Output every entry exactly as given.

(Collected data)
┌──

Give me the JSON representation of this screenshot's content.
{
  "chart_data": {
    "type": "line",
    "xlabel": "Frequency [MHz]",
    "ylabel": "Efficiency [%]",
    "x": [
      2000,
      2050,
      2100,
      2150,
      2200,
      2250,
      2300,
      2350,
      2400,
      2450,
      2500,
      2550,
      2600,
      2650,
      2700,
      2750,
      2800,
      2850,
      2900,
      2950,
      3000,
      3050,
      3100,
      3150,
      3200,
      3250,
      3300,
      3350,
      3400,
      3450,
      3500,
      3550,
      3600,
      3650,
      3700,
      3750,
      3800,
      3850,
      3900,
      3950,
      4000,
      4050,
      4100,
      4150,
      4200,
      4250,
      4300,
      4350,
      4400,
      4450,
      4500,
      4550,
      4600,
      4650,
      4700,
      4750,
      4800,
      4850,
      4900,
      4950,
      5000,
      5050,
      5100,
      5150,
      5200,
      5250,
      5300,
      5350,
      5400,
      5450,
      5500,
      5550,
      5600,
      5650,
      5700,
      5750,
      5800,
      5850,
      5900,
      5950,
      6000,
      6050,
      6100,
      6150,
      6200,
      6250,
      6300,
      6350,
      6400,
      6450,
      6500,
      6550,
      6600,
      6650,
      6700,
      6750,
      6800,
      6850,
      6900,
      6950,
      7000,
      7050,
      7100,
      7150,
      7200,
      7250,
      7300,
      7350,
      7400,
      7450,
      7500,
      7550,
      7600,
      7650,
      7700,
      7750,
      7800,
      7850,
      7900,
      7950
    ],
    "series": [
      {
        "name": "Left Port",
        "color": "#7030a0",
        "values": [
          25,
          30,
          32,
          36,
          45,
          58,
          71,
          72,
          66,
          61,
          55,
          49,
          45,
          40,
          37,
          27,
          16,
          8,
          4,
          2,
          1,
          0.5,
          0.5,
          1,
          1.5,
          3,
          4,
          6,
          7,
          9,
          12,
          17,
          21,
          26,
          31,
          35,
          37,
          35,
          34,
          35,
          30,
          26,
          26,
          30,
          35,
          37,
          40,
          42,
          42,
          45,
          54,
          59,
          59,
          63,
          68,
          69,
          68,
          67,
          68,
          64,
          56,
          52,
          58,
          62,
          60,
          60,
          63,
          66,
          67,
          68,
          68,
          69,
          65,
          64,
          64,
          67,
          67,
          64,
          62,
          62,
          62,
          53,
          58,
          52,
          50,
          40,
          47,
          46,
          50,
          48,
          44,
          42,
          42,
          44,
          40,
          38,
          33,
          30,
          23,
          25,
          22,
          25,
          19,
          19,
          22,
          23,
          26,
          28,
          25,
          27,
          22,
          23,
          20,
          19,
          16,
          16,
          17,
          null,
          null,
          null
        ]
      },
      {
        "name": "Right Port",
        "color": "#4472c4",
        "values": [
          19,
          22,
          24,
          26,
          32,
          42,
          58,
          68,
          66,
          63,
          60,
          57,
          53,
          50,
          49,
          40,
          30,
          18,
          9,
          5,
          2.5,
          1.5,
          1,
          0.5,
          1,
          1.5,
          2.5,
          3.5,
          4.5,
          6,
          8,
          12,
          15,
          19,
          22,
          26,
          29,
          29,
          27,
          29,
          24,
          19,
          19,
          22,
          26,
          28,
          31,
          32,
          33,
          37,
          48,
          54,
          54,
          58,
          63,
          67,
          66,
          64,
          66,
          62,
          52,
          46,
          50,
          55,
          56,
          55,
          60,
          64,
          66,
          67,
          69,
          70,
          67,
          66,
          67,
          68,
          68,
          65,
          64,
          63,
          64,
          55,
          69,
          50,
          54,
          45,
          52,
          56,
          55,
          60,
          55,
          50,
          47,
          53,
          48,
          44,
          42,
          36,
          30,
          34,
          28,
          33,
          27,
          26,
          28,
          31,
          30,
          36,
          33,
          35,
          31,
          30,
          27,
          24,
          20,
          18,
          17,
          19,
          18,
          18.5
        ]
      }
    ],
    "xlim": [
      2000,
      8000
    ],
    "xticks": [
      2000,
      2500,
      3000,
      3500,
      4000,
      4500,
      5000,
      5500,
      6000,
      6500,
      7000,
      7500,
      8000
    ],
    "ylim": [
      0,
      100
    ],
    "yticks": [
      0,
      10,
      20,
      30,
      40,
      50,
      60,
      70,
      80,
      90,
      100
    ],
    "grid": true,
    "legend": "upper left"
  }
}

└──

Answer to this task:
Give me the JSON representation of this screenshot's content.
{
  "chart_data": {
    "type": "line",
    "xlabel": "Frequency [MHz]",
    "ylabel": "Efficiency [%]",
    "x": [
      2000,
      2050,
      2100,
      2150,
      2200,
      2250,
      2300,
      2350,
      2400,
      2450,
      2500,
      2550,
      2600,
      2650,
      2700,
      2750,
      2800,
      2850,
      2900,
      2950,
      3000,
      3050,
      3100,
      3150,
      3200,
      3250,
      3300,
      3350,
      3400,
      3450,
      3500,
      3550,
      3600,
      3650,
      3700,
      3750,
      3800,
      3850,
      3900,
      3950,
      4000,
      4050,
      4100,
      4150,
      4200,
      4250,
      4300,
      4350,
      4400,
      4450,
      4500,
      4550,
      4600,
      4650,
      4700,
      4750,
      4800,
      4850,
      4900,
      4950,
      5000,
      5050,
      5100,
      5150,
      5200,
      5250,
      5300,
      5350,
      5400,
      5450,
      5500,
      5550,
      5600,
      5650,
      5700,
      5750,
      5800,
      5850,
      5900,
      5950,
      6000,
      6050,
      6100,
      6150,
      6200,
      6250,
      6300,
      6350,
      6400,
      6450,
      6500,
      6550,
      6600,
      6650,
      6700,
      6750,
      6800,
      6850,
      6900,
      6950,
      7000,
      7050,
      7100,
      7150,
      7200,
      7250,
      7300,
      7350,
      7400,
      7450,
      7500,
      7550,
      7600,
      7650,
      7700,
      7750,
      7800,
      7850,
      7900,
      7950
    ],
    "series": [
      {
        "name": "Left Port",
        "color": "#7030a0",
        "values": [
          25,
          30,
          32,
          36,
          45,
          58,
          71,
          72,
          66,
          61,
          55,
          49,
          45,
          40,
          37,
          27,
          16,
          8,
          4,
          2,
          1,
          0.5,
          0.5,
          1,
          1.5,
          3,
          4,
          6,
          7,
          9,
          12,
          17,
          21,
          26,
          31,
          35,
          37,
          35,
          34,
          35,
          30,
          26,
          26,
          30,
          35,
          37,
          40,
          42,
          42,
          45,
          54,
          59,
          59,
          63,
          68,
          69,
          68,
          67,
          68,
          64,
          56,
          52,
          58,
          62,
          60,
          60,
          63,
          66,
          67,
          68,
          68,
          69,
          65,
          64,
          64,
          67,
          67,
          64,
          62,
          62,
          62,
          53,
          58,
          52,
          50,
          40,
          47,
          46,
          50,
          48,
          44,
          42,
          42,
          44,
          40,
          38,
          33,
          30,
          23,
          25,
          22,
          25,
          19,
          19,
          22,
          23,
          26,
          28,
          25,
          27,
          22,
          23,
          20,
          19,
          16,
          16,
          17,
          null,
          null,
          null
        ]
      },
      {
        "name": "Right Port",
        "color": "#4472c4",
        "values": [
          19,
          22,
          24,
          26,
          32,
          42,
          58,
          68,
          66,
          63,
          60,
          57,
          53,
          50,
          49,
          40,
          30,
          18,
          9,
          5,
          2.5,
          1.5,
          1,
          0.5,
          1,
          1.5,
          2.5,
          3.5,
          4.5,
          6,
          8,
          12,
          15,
          19,
          22,
          26,
          29,
          29,
          27,
          29,
          24,
          19,
          19,
          22,
          26,
          28,
          31,
          32,
          33,
          37,
          48,
          54,
          54,
          58,
          63,
          67,
          66,
          64,
          66,
          62,
          52,
          46,
          50,
          55,
          56,
          55,
          60,
          64,
          66,
          67,
          69,
          70,
          67,
          66,
          67,
          68,
          68,
          65,
          64,
          63,
          64,
          55,
          69,
          50,
          54,
          45,
          52,
          56,
          55,
          60,
          55,
          50,
          47,
          53,
          48,
          44,
          42,
          36,
          30,
          34,
          28,
          33,
          27,
          26,
          28,
          31,
          30,
          36,
          33,
          35,
          31,
          30,
          27,
          24,
          20,
          18,
          17,
          19,
          18,
          18.5
        ]
      }
    ],
    "xlim": [
      2000,
      8000
    ],
    "xticks": [
      2000,
      2500,
      3000,
      3500,
      4000,
      4500,
      5000,
      5500,
      6000,
      6500,
      7000,
      7500,
      8000
    ],
    "ylim": [
      0,
      100
    ],
    "yticks": [
      0,
      10,
      20,
      30,
      40,
      50,
      60,
      70,
      80,
      90,
      100
    ],
    "grid": true,
    "legend": "upper left"
  }
}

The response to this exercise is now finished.